• **SHORT TASK**
Extract every line of the material below and reproduce it faithfully.

Data items:

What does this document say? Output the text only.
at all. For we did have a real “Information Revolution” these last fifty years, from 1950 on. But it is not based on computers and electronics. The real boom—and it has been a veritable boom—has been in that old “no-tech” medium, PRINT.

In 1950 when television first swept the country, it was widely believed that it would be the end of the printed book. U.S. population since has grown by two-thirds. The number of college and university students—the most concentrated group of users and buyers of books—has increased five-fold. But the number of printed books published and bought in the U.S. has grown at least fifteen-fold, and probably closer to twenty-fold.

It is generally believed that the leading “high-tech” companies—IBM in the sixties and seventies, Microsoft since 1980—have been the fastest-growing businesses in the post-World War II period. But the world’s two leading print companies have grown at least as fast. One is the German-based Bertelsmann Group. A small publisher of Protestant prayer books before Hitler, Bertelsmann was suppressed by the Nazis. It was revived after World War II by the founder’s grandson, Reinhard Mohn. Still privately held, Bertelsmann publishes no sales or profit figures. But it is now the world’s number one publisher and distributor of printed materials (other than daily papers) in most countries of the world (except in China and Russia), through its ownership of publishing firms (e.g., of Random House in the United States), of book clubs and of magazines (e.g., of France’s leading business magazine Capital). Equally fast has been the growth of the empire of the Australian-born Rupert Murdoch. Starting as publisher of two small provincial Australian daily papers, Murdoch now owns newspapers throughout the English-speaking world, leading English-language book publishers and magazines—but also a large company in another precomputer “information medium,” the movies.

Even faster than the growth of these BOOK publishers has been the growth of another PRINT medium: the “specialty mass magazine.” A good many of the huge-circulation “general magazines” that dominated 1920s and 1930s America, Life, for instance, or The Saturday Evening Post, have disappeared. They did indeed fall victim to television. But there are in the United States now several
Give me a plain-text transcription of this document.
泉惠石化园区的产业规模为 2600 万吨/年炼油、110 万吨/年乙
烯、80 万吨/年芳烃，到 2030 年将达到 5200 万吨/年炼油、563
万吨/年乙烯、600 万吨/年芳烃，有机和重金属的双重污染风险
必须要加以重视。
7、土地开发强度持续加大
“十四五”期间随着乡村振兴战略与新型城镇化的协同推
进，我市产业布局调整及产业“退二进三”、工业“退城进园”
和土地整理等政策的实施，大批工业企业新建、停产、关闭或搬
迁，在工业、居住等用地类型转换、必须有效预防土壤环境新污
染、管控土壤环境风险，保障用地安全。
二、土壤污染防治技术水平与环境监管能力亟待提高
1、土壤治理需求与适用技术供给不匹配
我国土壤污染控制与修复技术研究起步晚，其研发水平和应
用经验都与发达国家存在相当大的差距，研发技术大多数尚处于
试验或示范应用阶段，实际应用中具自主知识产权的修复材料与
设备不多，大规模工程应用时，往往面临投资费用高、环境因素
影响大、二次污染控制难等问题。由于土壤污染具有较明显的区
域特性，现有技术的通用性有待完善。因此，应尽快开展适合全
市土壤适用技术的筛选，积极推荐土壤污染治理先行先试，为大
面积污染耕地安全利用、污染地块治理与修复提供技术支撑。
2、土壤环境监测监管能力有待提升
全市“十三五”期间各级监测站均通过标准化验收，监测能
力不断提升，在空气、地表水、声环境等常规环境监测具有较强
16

• **TASK RESPONSE**
What does this document say? Output the text only.
at all. For we did have a real “Information Revolution” these last fifty years, from 1950 on. But it is not based on computers and electronics. The real boom—and it has been a veritable boom—has been in that old “no-tech” medium, PRINT.

In 1950 when television first swept the country, it was widely believed that it would be the end of the printed book. U.S. population since has grown by two-thirds. The number of college and university students—the most concentrated group of users and buyers of books—has increased five-fold. But the number of printed books published and bought in the U.S. has grown at least fifteen-fold, and probably closer to twenty-fold.

It is generally believed that the leading “high-tech” companies—IBM in the sixties and seventies, Microsoft since 1980—have been the fastest-growing businesses in the post-World War II period. But the world’s two leading print companies have grown at least as fast. One is the German-based Bertelsmann Group. A small publisher of Protestant prayer books before Hitler, Bertelsmann was suppressed by the Nazis. It was revived after World War II by the founder’s grandson, Reinhard Mohn. Still privately held, Bertelsmann publishes no sales or profit figures. But it is now the world’s number one publisher and distributor of printed materials (other than daily papers) in most countries of the world (except in China and Russia), through its ownership of publishing firms (e.g., of Random House in the United States), of book clubs and of magazines (e.g., of France’s leading business magazine Capital). Equally fast has been the growth of the empire of the Australian-born Rupert Murdoch. Starting as publisher of two small provincial Australian daily papers, Murdoch now owns newspapers throughout the English-speaking world, leading English-language book publishers and magazines—but also a large company in another precomputer “information medium,” the movies.

Even faster than the growth of these BOOK publishers has been the growth of another PRINT medium: the “specialty mass magazine.” A good many of the huge-circulation “general magazines” that dominated 1920s and 1930s America, Life, for instance, or The Saturday Evening Post, have disappeared. They did indeed fall victim to television. But there are in the United States now several
Give me a plain-text transcription of this document.
泉惠石化园区的产业规模为 2600 万吨/年炼油、110 万吨/年乙
烯、80 万吨/年芳烃，到 2030 年将达到 5200 万吨/年炼油、563
万吨/年乙烯、600 万吨/年芳烃，有机和重金属的双重污染风险
必须要加以重视。
7、土地开发强度持续加大
“十四五”期间随着乡村振兴战略与新型城镇化的协同推
进，我市产业布局调整及产业“退二进三”、工业“退城进园”
和土地整理等政策的实施，大批工业企业新建、停产、关闭或搬
迁，在工业、居住等用地类型转换、必须有效预防土壤环境新污
染、管控土壤环境风险，保障用地安全。
二、土壤污染防治技术水平与环境监管能力亟待提高
1、土壤治理需求与适用技术供给不匹配
我国土壤污染控制与修复技术研究起步晚，其研发水平和应
用经验都与发达国家存在相当大的差距，研发技术大多数尚处于
试验或示范应用阶段，实际应用中具自主知识产权的修复材料与
设备不多，大规模工程应用时，往往面临投资费用高、环境因素
影响大、二次污染控制难等问题。由于土壤污染具有较明显的区
域特性，现有技术的通用性有待完善。因此，应尽快开展适合全
市土壤适用技术的筛选，积极推荐土壤污染治理先行先试，为大
面积污染耕地安全利用、污染地块治理与修复提供技术支撑。
2、土壤环境监测监管能力有待提升
全市“十三五”期间各级监测站均通过标准化验收，监测能
力不断提升，在空气、地表水、声环境等常规环境监测具有较强
16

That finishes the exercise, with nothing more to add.